[Data excerpts]
- - - - -

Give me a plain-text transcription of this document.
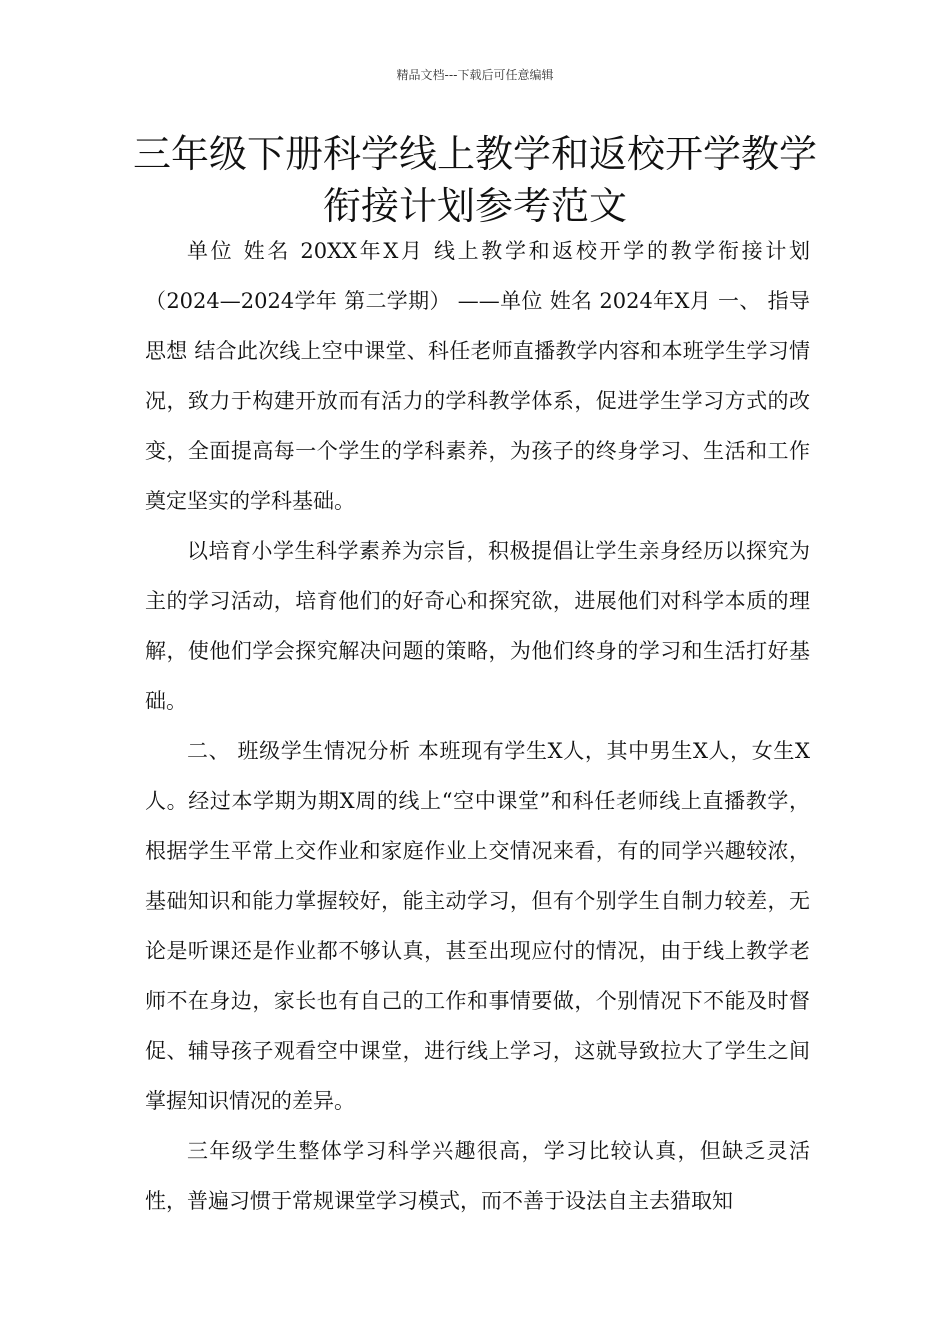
精品文档---下载后可任意编辑
三年级下册科学线上教学和返校开学教学衔接计划参考范文

单位 姓名 20XX年X月 线上教学和返校开学的教学衔接计划（2024—2024学年 第二学期） ——单位 姓名 2024年X月 一、 指导思想 结合此次线上空中课堂、科任老师直播教学内容和本班学生学习情况，致力于构建开放而有活力的学科教学体系，促进学生学习方式的改变，全面提高每一个学生的学科素养，为孩子的终身学习、生活和工作奠定坚实的学科基础。

以培育小学生科学素养为宗旨，积极提倡让学生亲身经历以探究为主的学习活动，培育他们的好奇心和探究欲，进展他们对科学本质的理解，使他们学会探究解决问题的策略，为他们终身的学习和生活打好基础。

二、 班级学生情况分析 本班现有学生X人，其中男生X人，女生X人。经过本学期为期X周的线上“空中课堂”和科任老师线上直播教学，根据学生平常上交作业和家庭作业上交情况来看，有的同学兴趣较浓，基础知识和能力掌握较好，能主动学习，但有个别学生自制力较差，无论是听课还是作业都不够认真，甚至出现应付的情况，由于线上教学老师不在身边，家长也有自己的工作和事情要做，个别情况下不能及时督促、辅导孩子观看空中课堂，进行线上学习，这就导致拉大了学生之间掌握知识情况的差异。

三年级学生整体学习科学兴趣很高，学习比较认真，但缺乏灵活性，普遍习惯于常规课堂学习模式，而不善于设法自主去猎取知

- - - - -

### Challenge
An exact transcription of all the entries is required, without the pictures.

### Solved exercise
Give me a plain-text transcription of this document.
精品文档---下载后可任意编辑
三年级下册科学线上教学和返校开学教学衔接计划参考范文

单位 姓名 20XX年X月 线上教学和返校开学的教学衔接计划（2024—2024学年 第二学期） ——单位 姓名 2024年X月 一、 指导思想 结合此次线上空中课堂、科任老师直播教学内容和本班学生学习情况，致力于构建开放而有活力的学科教学体系，促进学生学习方式的改变，全面提高每一个学生的学科素养，为孩子的终身学习、生活和工作奠定坚实的学科基础。

以培育小学生科学素养为宗旨，积极提倡让学生亲身经历以探究为主的学习活动，培育他们的好奇心和探究欲，进展他们对科学本质的理解，使他们学会探究解决问题的策略，为他们终身的学习和生活打好基础。

二、 班级学生情况分析 本班现有学生X人，其中男生X人，女生X人。经过本学期为期X周的线上“空中课堂”和科任老师线上直播教学，根据学生平常上交作业和家庭作业上交情况来看，有的同学兴趣较浓，基础知识和能力掌握较好，能主动学习，但有个别学生自制力较差，无论是听课还是作业都不够认真，甚至出现应付的情况，由于线上教学老师不在身边，家长也有自己的工作和事情要做，个别情况下不能及时督促、辅导孩子观看空中课堂，进行线上学习，这就导致拉大了学生之间掌握知识情况的差异。

三年级学生整体学习科学兴趣很高，学习比较认真，但缺乏灵活性，普遍习惯于常规课堂学习模式，而不善于设法自主去猎取知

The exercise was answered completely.